Task objective: Repeat the whole listing exactly as written.

Extracted data:
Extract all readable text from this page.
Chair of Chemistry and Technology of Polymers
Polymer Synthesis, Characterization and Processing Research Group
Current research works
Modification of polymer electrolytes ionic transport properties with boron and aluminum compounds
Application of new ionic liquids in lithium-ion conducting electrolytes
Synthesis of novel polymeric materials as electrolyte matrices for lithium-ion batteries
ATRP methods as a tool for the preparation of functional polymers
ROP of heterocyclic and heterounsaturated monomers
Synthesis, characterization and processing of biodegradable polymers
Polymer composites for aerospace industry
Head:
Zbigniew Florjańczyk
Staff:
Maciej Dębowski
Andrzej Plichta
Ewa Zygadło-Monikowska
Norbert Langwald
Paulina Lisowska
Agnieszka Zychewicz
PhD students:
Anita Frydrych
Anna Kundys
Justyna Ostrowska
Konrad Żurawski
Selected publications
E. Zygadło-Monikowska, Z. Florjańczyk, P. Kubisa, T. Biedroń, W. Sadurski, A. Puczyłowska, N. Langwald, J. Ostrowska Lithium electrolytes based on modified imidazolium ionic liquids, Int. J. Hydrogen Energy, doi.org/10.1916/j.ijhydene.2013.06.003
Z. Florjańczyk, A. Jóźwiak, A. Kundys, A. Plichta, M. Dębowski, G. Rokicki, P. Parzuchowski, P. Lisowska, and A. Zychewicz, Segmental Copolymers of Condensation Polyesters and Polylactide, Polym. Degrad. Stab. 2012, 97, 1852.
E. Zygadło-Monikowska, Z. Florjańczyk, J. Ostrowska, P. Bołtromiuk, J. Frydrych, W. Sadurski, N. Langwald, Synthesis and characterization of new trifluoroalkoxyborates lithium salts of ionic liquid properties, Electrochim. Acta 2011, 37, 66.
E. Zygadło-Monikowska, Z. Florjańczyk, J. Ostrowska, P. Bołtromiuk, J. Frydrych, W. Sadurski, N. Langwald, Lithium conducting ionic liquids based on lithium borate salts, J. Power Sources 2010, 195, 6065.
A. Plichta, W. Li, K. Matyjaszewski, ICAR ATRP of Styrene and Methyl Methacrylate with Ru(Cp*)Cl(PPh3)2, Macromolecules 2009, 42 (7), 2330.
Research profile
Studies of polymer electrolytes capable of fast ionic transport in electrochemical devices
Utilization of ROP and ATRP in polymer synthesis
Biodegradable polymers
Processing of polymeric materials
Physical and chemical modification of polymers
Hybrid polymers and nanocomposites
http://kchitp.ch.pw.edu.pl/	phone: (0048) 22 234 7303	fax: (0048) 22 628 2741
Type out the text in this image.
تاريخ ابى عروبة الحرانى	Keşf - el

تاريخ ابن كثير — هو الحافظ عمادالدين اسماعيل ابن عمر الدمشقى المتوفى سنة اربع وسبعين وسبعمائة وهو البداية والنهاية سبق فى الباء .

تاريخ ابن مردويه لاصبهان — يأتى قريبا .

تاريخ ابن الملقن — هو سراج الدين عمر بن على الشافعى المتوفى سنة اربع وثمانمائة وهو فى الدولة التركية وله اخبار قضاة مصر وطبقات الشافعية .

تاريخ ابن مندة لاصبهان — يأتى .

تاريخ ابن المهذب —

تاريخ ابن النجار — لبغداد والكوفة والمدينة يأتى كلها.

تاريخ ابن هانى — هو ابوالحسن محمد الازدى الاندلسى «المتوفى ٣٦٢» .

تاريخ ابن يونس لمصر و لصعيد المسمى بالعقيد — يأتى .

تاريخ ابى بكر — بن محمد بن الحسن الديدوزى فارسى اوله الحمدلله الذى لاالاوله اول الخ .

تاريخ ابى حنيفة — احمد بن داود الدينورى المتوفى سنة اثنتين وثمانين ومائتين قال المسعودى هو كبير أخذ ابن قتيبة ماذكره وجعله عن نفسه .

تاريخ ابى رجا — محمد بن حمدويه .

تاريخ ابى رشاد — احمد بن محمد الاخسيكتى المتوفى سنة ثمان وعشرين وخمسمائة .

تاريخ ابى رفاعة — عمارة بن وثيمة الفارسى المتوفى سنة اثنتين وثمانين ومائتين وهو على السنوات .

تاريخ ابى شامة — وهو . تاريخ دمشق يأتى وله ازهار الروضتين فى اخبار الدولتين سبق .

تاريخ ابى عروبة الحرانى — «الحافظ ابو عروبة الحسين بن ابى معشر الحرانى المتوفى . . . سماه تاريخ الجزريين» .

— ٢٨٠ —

Solution to this exercise:
Extract all readable text from this page.
Chair of Chemistry and Technology of Polymers
Polymer Synthesis, Characterization and Processing Research Group
Current research works
Modification of polymer electrolytes ionic transport properties with boron and aluminum compounds
Application of new ionic liquids in lithium-ion conducting electrolytes
Synthesis of novel polymeric materials as electrolyte matrices for lithium-ion batteries
ATRP methods as a tool for the preparation of functional polymers
ROP of heterocyclic and heterounsaturated monomers
Synthesis, characterization and processing of biodegradable polymers
Polymer composites for aerospace industry
Head:
Zbigniew Florjańczyk
Staff:
Maciej Dębowski
Andrzej Plichta
Ewa Zygadło-Monikowska
Norbert Langwald
Paulina Lisowska
Agnieszka Zychewicz
PhD students:
Anita Frydrych
Anna Kundys
Justyna Ostrowska
Konrad Żurawski
Selected publications
E. Zygadło-Monikowska, Z. Florjańczyk, P. Kubisa, T. Biedroń, W. Sadurski, A. Puczyłowska, N. Langwald, J. Ostrowska Lithium electrolytes based on modified imidazolium ionic liquids, Int. J. Hydrogen Energy, doi.org/10.1916/j.ijhydene.2013.06.003
Z. Florjańczyk, A. Jóźwiak, A. Kundys, A. Plichta, M. Dębowski, G. Rokicki, P. Parzuchowski, P. Lisowska, and A. Zychewicz, Segmental Copolymers of Condensation Polyesters and Polylactide, Polym. Degrad. Stab. 2012, 97, 1852.
E. Zygadło-Monikowska, Z. Florjańczyk, J. Ostrowska, P. Bołtromiuk, J. Frydrych, W. Sadurski, N. Langwald, Synthesis and characterization of new trifluoroalkoxyborates lithium salts of ionic liquid properties, Electrochim. Acta 2011, 37, 66.
E. Zygadło-Monikowska, Z. Florjańczyk, J. Ostrowska, P. Bołtromiuk, J. Frydrych, W. Sadurski, N. Langwald, Lithium conducting ionic liquids based on lithium borate salts, J. Power Sources 2010, 195, 6065.
A. Plichta, W. Li, K. Matyjaszewski, ICAR ATRP of Styrene and Methyl Methacrylate with Ru(Cp*)Cl(PPh3)2, Macromolecules 2009, 42 (7), 2330.
Research profile
Studies of polymer electrolytes capable of fast ionic transport in electrochemical devices
Utilization of ROP and ATRP in polymer synthesis
Biodegradable polymers
Processing of polymeric materials
Physical and chemical modification of polymers
Hybrid polymers and nanocomposites
http://kchitp.ch.pw.edu.pl/	phone: (0048) 22 234 7303	fax: (0048) 22 628 2741
Type out the text in this image.
تاريخ ابى عروبة الحرانى	Keşf - el

تاريخ ابن كثير — هو الحافظ عمادالدين اسماعيل ابن عمر الدمشقى المتوفى سنة اربع وسبعين وسبعمائة وهو البداية والنهاية سبق فى الباء .

تاريخ ابن مردويه لاصبهان — يأتى قريبا .

تاريخ ابن الملقن — هو سراج الدين عمر بن على الشافعى المتوفى سنة اربع وثمانمائة وهو فى الدولة التركية وله اخبار قضاة مصر وطبقات الشافعية .

تاريخ ابن مندة لاصبهان — يأتى .

تاريخ ابن المهذب —

تاريخ ابن النجار — لبغداد والكوفة والمدينة يأتى كلها.

تاريخ ابن هانى — هو ابوالحسن محمد الازدى الاندلسى «المتوفى ٣٦٢» .

تاريخ ابن يونس لمصر و لصعيد المسمى بالعقيد — يأتى .

تاريخ ابى بكر — بن محمد بن الحسن الديدوزى فارسى اوله الحمدلله الذى لاالاوله اول الخ .

تاريخ ابى حنيفة — احمد بن داود الدينورى المتوفى سنة اثنتين وثمانين ومائتين قال المسعودى هو كبير أخذ ابن قتيبة ماذكره وجعله عن نفسه .

تاريخ ابى رجا — محمد بن حمدويه .

تاريخ ابى رشاد — احمد بن محمد الاخسيكتى المتوفى سنة ثمان وعشرين وخمسمائة .

تاريخ ابى رفاعة — عمارة بن وثيمة الفارسى المتوفى سنة اثنتين وثمانين ومائتين وهو على السنوات .

تاريخ ابى شامة — وهو . تاريخ دمشق يأتى وله ازهار الروضتين فى اخبار الدولتين سبق .

تاريخ ابى عروبة الحرانى — «الحافظ ابو عروبة الحسين بن ابى معشر الحرانى المتوفى . . . سماه تاريخ الجزريين» .

— ٢٨٠ —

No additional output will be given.